What to do:
1. In the blog text below, rewrite the paragraph beginning "I should be working on a farm" as a short bulleted list that keeps every job it names.
2. Summarize the blog text below in two sentences.
3. Extend the blog text below by writing what comes next after its final line.

Text shown:
---
Thursday, March 24, 2011

As If This Isn't Lovely

I am in a sun-lit room
in the middle of the afternoon
with a cup and saucer of coffee.
And Cass croons his way through the airy room
I've got
a tablet full of notes in front of me
I can't hear a word of traffic
sweet tints of apple linger on my tongue
and the faintness of that headache slowly drifts away.

Tuesday, March 22, 2011

Save the Brain

Since I woke up this morning I have had an intense fear of getting dumber with age.
This is why I feel I can't stop going to school now, otherwise I'll just get worse at writing shitty papers I don't care about. I'm not even sure why this matters.
And why is everybody I know at school so sure of themselves? Why does school have to be the way it is?
I am not destined for a career in academics.
I should be working on a farm. Or in the bush. Or on a boat. Or open a pub. Or in a garden. Or in a clinic. Or at a library. Or be a lifeguard. Or become a carpenter. Or operate a food cart at the beach. Or work in daycare. Or in an old folk's home, where I'd read them their favourite books and bake cookies and listen to their old, mean, tired complaints.

Saturday, March 19, 2011

A Woman Under The Influence


(click for full-screen to see it properly)

I saw this with Marla quite a while ago, and I still think about it all the time.
If you haven't seen it, see it.
See it see it see it see it see it.
---
Supplied data:
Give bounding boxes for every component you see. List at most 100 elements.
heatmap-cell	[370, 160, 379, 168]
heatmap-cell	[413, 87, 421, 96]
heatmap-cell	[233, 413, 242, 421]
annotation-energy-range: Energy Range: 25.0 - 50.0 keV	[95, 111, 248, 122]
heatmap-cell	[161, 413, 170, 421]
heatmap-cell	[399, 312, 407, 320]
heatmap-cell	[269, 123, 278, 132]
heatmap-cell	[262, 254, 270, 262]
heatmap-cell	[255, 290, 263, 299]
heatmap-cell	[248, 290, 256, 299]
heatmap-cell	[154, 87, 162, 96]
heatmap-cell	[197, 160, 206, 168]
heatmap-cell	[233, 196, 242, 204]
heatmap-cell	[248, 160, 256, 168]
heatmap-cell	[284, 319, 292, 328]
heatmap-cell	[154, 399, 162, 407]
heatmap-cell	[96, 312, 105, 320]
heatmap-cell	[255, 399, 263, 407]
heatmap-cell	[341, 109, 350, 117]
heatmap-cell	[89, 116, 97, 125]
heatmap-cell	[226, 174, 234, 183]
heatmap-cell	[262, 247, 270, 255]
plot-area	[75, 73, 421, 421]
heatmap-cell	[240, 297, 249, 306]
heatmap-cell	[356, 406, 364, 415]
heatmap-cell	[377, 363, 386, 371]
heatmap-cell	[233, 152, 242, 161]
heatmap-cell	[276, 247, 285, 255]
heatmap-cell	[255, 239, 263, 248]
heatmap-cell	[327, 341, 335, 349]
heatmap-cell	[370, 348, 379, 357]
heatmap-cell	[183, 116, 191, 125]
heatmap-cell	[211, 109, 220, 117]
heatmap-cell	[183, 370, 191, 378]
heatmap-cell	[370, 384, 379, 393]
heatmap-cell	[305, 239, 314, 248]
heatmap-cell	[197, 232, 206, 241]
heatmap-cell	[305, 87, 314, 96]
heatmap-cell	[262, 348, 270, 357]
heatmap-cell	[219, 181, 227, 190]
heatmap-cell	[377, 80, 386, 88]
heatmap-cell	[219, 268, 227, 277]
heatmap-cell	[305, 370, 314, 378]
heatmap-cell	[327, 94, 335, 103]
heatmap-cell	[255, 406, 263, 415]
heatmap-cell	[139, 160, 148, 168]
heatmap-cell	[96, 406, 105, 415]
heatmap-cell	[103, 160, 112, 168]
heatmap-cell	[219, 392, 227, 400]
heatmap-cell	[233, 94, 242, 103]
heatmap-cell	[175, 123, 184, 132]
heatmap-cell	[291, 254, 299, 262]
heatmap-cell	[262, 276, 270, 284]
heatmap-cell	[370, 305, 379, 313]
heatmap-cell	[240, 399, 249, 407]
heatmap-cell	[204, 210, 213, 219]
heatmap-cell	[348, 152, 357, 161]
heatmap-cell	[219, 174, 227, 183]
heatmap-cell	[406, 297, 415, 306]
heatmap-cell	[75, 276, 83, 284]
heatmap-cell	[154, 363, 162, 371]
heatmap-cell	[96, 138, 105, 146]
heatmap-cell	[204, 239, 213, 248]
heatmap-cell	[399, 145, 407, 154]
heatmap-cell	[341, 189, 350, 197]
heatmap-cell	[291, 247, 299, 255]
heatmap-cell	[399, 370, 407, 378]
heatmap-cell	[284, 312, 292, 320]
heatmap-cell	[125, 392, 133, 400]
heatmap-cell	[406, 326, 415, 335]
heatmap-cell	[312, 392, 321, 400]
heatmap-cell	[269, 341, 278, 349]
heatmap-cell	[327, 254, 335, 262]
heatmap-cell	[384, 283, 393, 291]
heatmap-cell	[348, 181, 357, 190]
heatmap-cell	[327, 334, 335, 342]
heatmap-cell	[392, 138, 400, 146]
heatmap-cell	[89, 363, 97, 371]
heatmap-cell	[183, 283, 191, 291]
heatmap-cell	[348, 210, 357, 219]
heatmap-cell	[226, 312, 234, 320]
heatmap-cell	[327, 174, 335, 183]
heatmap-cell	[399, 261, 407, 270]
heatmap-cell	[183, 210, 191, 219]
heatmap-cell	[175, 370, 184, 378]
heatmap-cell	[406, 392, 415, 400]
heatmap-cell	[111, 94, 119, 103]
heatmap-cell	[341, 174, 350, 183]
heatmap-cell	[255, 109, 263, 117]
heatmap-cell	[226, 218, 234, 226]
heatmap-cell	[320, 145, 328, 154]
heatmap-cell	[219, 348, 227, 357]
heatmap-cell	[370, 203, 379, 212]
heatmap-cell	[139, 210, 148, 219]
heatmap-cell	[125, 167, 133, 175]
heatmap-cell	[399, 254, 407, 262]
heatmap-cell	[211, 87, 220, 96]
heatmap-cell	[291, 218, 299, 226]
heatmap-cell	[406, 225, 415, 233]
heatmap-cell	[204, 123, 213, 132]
---
Answers for the exercise:
1.
Work the writer feels they should be doing:
- working on a farm, in the bush, on a boat, in a garden, in a clinic, or at a library
- opening a pub
- being a lifeguard
- becoming a carpenter
- operating a food cart at the beach
- working in daycare
- working in an old folk's home, reading residents their favorite books, baking cookies, and listening to their complaints

2. The blog text holds three dated posts from March 2011: one describes a quiet, sunlit afternoon with coffee, Cass crooning, and a fading headache, and another voices the writer's fear of getting dumber with age and a sense of not being destined for an academic career. The third urges readers to see "A Woman Under The Influence," which the writer saw with Marla and still thinks about all the time.

3.
Thursday, March 17, 2011

Three Things

1. Sitting over the weekend in a hobbit house. The walls are lined with books.
2. Hot Chocolate
3. SLEEPING IN

Tuesday, March 15, 2011

I H8 LYFE

"...try to remember as often as you can that you are living your life right now. I know this is a basic idea, but with as much coming and going as there is it can be pretty easy to lose sight, maybe even forget- but it’s true as I type, as you read, as we aspire to greatness or as we fall - this is it. Regardless of who you become tomorrow or who you were yesterday this is you right now - so enjoy it."

I was just saying a couple of weeks ago that my main goal in life is to enjoy what I'm doing. Reading this was another reminder, as in the midst of everything right now I'm feeling ultimately stressed out because I've taken on too much.
I have for sure, not to mention my social life is a little insane right now which makes my mind stir crazy as I try to write papers (one of which is due tomorrow and I haven't started writing yet). Why am I doing this?

Breathe.

Whatever happens, everything is going to be alright. Right?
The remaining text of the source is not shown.